[A run of entries]
________
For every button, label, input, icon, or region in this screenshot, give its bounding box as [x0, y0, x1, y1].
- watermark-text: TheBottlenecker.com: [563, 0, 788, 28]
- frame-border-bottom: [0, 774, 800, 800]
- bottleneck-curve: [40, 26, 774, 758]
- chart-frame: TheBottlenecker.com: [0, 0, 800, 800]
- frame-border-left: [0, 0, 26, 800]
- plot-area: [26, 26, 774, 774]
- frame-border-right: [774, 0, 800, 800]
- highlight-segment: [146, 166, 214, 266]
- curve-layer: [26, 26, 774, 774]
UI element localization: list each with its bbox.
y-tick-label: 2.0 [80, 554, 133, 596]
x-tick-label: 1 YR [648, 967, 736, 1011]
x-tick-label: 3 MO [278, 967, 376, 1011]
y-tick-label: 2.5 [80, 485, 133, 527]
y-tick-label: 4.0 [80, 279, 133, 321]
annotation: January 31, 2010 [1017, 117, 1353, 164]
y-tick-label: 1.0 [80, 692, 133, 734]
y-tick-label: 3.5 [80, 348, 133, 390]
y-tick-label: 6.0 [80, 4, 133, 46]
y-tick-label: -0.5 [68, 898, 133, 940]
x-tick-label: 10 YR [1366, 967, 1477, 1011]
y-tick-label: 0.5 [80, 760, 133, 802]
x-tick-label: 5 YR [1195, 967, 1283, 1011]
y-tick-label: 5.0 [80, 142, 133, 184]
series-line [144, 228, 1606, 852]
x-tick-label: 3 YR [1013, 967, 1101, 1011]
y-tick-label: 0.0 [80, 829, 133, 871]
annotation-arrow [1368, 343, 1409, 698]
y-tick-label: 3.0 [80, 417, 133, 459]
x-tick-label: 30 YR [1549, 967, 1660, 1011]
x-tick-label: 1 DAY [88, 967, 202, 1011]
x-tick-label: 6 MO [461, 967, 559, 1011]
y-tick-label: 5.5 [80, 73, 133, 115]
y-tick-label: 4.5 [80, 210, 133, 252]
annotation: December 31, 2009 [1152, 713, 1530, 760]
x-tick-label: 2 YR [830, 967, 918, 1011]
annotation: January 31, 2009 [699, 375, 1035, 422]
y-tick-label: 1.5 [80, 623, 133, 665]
________
» Task to complete
Convert the entries above into a JSON list of strings, one string for each line, with blank lines dropped.

» Task solution
[
  "For every button, label, input, icon, or region in this screenshot, give its bounding box as [x0, y0, x1, y1].",
  "- watermark-text: TheBottlenecker.com: [563, 0, 788, 28]",
  "- frame-border-bottom: [0, 774, 800, 800]",
  "- bottleneck-curve: [40, 26, 774, 758]",
  "- chart-frame: TheBottlenecker.com: [0, 0, 800, 800]",
  "- frame-border-left: [0, 0, 26, 800]",
  "- plot-area: [26, 26, 774, 774]",
  "- frame-border-right: [774, 0, 800, 800]",
  "- highlight-segment: [146, 166, 214, 266]",
  "- curve-layer: [26, 26, 774, 774]",
  "UI element localization: list each with its bbox.",
  "y-tick-label: 2.0 [80, 554, 133, 596]",
  "x-tick-label: 1 YR [648, 967, 736, 1011]",
  "x-tick-label: 3 MO [278, 967, 376, 1011]",
  "y-tick-label: 2.5 [80, 485, 133, 527]",
  "y-tick-label: 4.0 [80, 279, 133, 321]",
  "annotation: January 31, 2010 [1017, 117, 1353, 164]",
  "y-tick-label: 1.0 [80, 692, 133, 734]",
  "y-tick-label: 3.5 [80, 348, 133, 390]",
  "y-tick-label: 6.0 [80, 4, 133, 46]",
  "y-tick-label: -0.5 [68, 898, 133, 940]",
  "x-tick-label: 10 YR [1366, 967, 1477, 1011]",
  "y-tick-label: 0.5 [80, 760, 133, 802]",
  "x-tick-label: 5 YR [1195, 967, 1283, 1011]",
  "y-tick-label: 5.0 [80, 142, 133, 184]",
  "series-line [144, 228, 1606, 852]",
  "x-tick-label: 3 YR [1013, 967, 1101, 1011]",
  "y-tick-label: 0.0 [80, 829, 133, 871]",
  "annotation-arrow [1368, 343, 1409, 698]",
  "y-tick-label: 3.0 [80, 417, 133, 459]",
  "x-tick-label: 30 YR [1549, 967, 1660, 1011]",
  "x-tick-label: 1 DAY [88, 967, 202, 1011]",
  "x-tick-label: 6 MO [461, 967, 559, 1011]",
  "y-tick-label: 5.5 [80, 73, 133, 115]",
  "y-tick-label: 4.5 [80, 210, 133, 252]",
  "annotation: December 31, 2009 [1152, 713, 1530, 760]",
  "x-tick-label: 2 YR [830, 967, 918, 1011]",
  "annotation: January 31, 2009 [699, 375, 1035, 422]",
  "y-tick-label: 1.5 [80, 623, 133, 665]"
]